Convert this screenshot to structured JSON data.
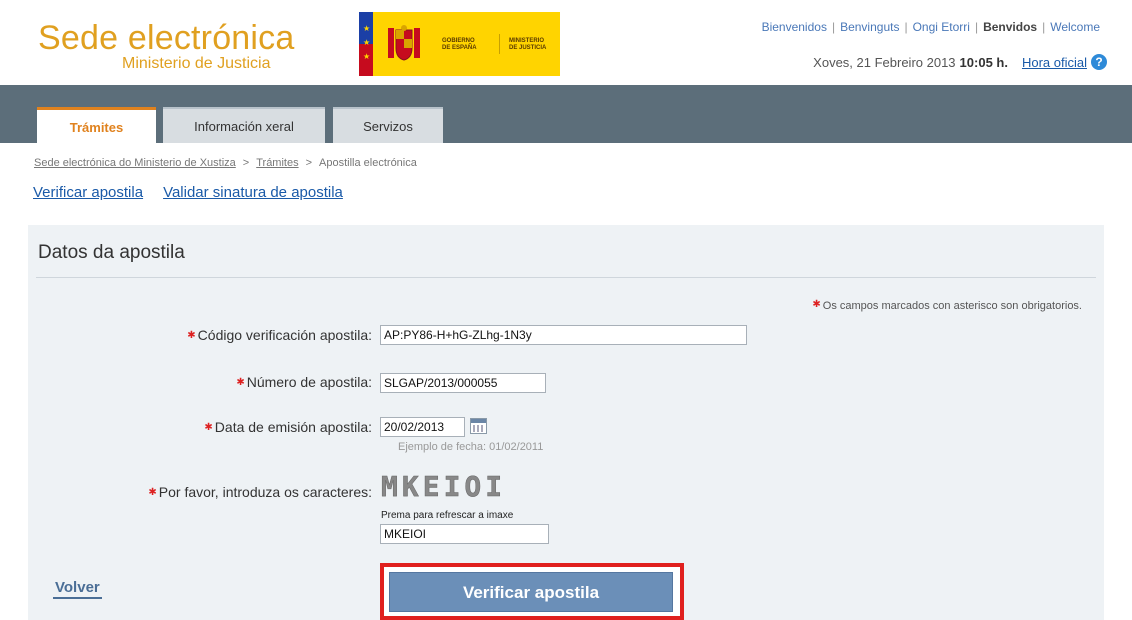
{
  "header": {
    "brand_title": "Sede electrónica",
    "brand_subtitle": "Ministerio de Justicia",
    "gov_line1": "GOBIERNO",
    "gov_line2": "DE ESPAÑA",
    "min_line1": "MINISTERIO",
    "min_line2": "DE JUSTICIA",
    "languages": [
      "Bienvenidos",
      "Benvinguts",
      "Ongi Etorri",
      "Benvidos",
      "Welcome"
    ],
    "date_text": "Xoves, 21 Febreiro 2013",
    "time_text": "10:05 h.",
    "official_time_link": "Hora oficial"
  },
  "nav": {
    "tabs": [
      {
        "label": "Trámites",
        "active": true
      },
      {
        "label": "Información xeral",
        "active": false
      },
      {
        "label": "Servizos",
        "active": false
      }
    ]
  },
  "breadcrumb": {
    "items": [
      "Sede electrónica do Ministerio de Xustiza",
      "Trámites",
      "Apostilla electrónica"
    ]
  },
  "sublinks": [
    "Verificar apostila",
    "Validar sinatura de apostila"
  ],
  "form": {
    "title": "Datos da apostila",
    "required_note": "Os campos marcados con asterisco son obrigatorios.",
    "code_label": "Código verificación apostila:",
    "code_value": "AP:PY86-H+hG-ZLhg-1N3y",
    "number_label": "Número de apostila:",
    "number_value": "SLGAP/2013/000055",
    "date_label": "Data de emisión apostila:",
    "date_value": "20/02/2013",
    "date_hint": "Ejemplo de fecha: 01/02/2011",
    "captcha_label": "Por favor, introduza os caracteres:",
    "captcha_image_text": "MKEIOI",
    "refresh_text": "Prema para refrescar a imaxe",
    "captcha_value": "MKEIOI"
  },
  "actions": {
    "back_label": "Volver",
    "verify_label": "Verificar apostila"
  },
  "colors": {
    "brand": "#e0a020",
    "nav_bar": "#5c6e7a",
    "active_tab": "#e0821e",
    "button": "#6b8fb8",
    "highlight": "#e0201e",
    "link": "#1a5aa8"
  }
}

####################

Given problem: Report the number of lines in the listing above that include the word "Sede", and nothing else.

Task solution: 2